Directions for this task:
Repeat the entries between the line holding "- memory-scale-tick: [376, 294, 379, 295]" and the line holding "- memory-scale-tick: [376, 326, 379, 328]", inclusive.

Working data:
**********

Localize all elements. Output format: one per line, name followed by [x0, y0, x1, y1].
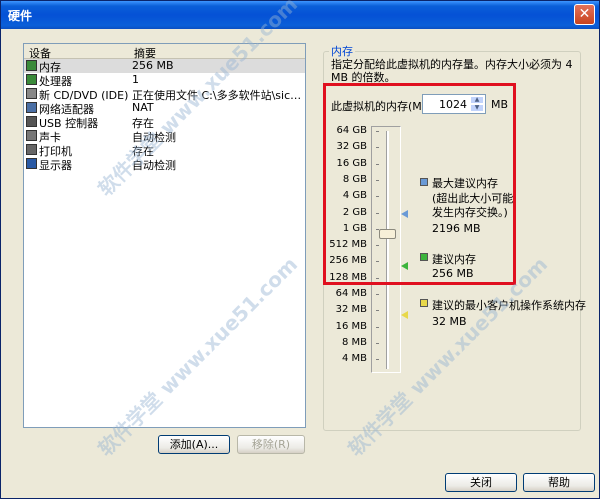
- memory-scale-tick: [376, 294, 379, 295]
- device-name: 显示器: [39, 159, 72, 172]
- memory-scale-label: 16 MB: [335, 320, 367, 332]
- memory-description: 指定分配给此虚拟机的内存量。内存大小必须为 4 MB 的倍数。: [331, 58, 573, 84]
- usb-icon: [26, 116, 37, 127]
- display-icon: [26, 158, 37, 169]
- window-title: 硬件: [8, 9, 33, 23]
- device-summary: 自动检测: [132, 159, 176, 172]
- printer-icon: [26, 144, 37, 155]
- device-row[interactable]: 新 CD/DVD (IDE) 正在使用文件 C:\多多软件站\sicnal...: [24, 87, 305, 102]
- cd-dvd-icon: [26, 88, 37, 99]
- network-adapter-icon: [26, 102, 37, 113]
- memory-icon: [26, 60, 37, 71]
- sound-card-icon: [26, 130, 37, 141]
- memory-scale-label: 32 MB: [335, 304, 367, 316]
- memory-group-title: 内存: [329, 43, 355, 59]
- memory-scale-label: 64 MB: [335, 288, 367, 299]
- device-row[interactable]: 内存 256 MB: [24, 59, 305, 74]
- title-bar[interactable]: 硬件 ✕: [1, 1, 599, 29]
- help-button[interactable]: 帮助: [523, 473, 595, 492]
- device-row[interactable]: 显示器 自动检测: [24, 157, 305, 172]
- memory-scale-tick: [376, 310, 379, 312]
- close-icon: ✕: [578, 6, 591, 22]
- memory-scale-tick: [376, 326, 379, 328]
- highlight-annotation-box: [323, 83, 516, 285]
- memory-scale-tick: [376, 359, 379, 361]
- device-row[interactable]: 处理器 1: [24, 73, 305, 88]
- min-guest-legend-icon: [420, 299, 428, 307]
- memory-scale-label: 4 MB: [341, 353, 367, 365]
- add-device-button[interactable]: 添加(A)...: [158, 435, 230, 454]
- remove-device-button[interactable]: 移除(R): [237, 435, 305, 454]
- min-guest-marker-icon: [401, 311, 408, 319]
- device-summary: NAT: [132, 101, 154, 114]
- processor-icon: [26, 74, 37, 85]
- close-window-button[interactable]: ✕: [574, 4, 595, 25]
- hardware-dialog: 硬件 ✕ 设备 摘要 内存 256 MB 处理器 1 新 CD/DVD (IDE) 正在使…: [0, 0, 600, 499]
- memory-scale-tick: [376, 342, 379, 344]
- memory-scale-label: 8 MB: [341, 336, 367, 348]
- close-button[interactable]: 关闭: [445, 473, 517, 492]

**********

Result of this exercise:
- memory-scale-tick: [376, 294, 379, 295]
- device-name: 显示器: [39, 159, 72, 172]
- memory-scale-label: 16 MB: [335, 320, 367, 332]
- memory-description: 指定分配给此虚拟机的内存量。内存大小必须为 4 MB 的倍数。: [331, 58, 573, 84]
- usb-icon: [26, 116, 37, 127]
- display-icon: [26, 158, 37, 169]
- window-title: 硬件: [8, 9, 33, 23]
- device-summary: 自动检测: [132, 159, 176, 172]
- printer-icon: [26, 144, 37, 155]
- device-row[interactable]: 新 CD/DVD (IDE) 正在使用文件 C:\多多软件站\sicnal...: [24, 87, 305, 102]
- cd-dvd-icon: [26, 88, 37, 99]
- network-adapter-icon: [26, 102, 37, 113]
- memory-icon: [26, 60, 37, 71]
- sound-card-icon: [26, 130, 37, 141]
- memory-scale-label: 32 MB: [335, 304, 367, 316]
- memory-group-title: 内存: [329, 43, 355, 59]
- memory-scale-label: 64 MB: [335, 288, 367, 299]
- device-row[interactable]: 内存 256 MB: [24, 59, 305, 74]
- title-bar[interactable]: 硬件 ✕: [1, 1, 599, 29]
- help-button[interactable]: 帮助: [523, 473, 595, 492]
- device-row[interactable]: 显示器 自动检测: [24, 157, 305, 172]
- memory-scale-tick: [376, 310, 379, 312]
- close-icon: ✕: [578, 6, 591, 22]
- memory-scale-tick: [376, 326, 379, 328]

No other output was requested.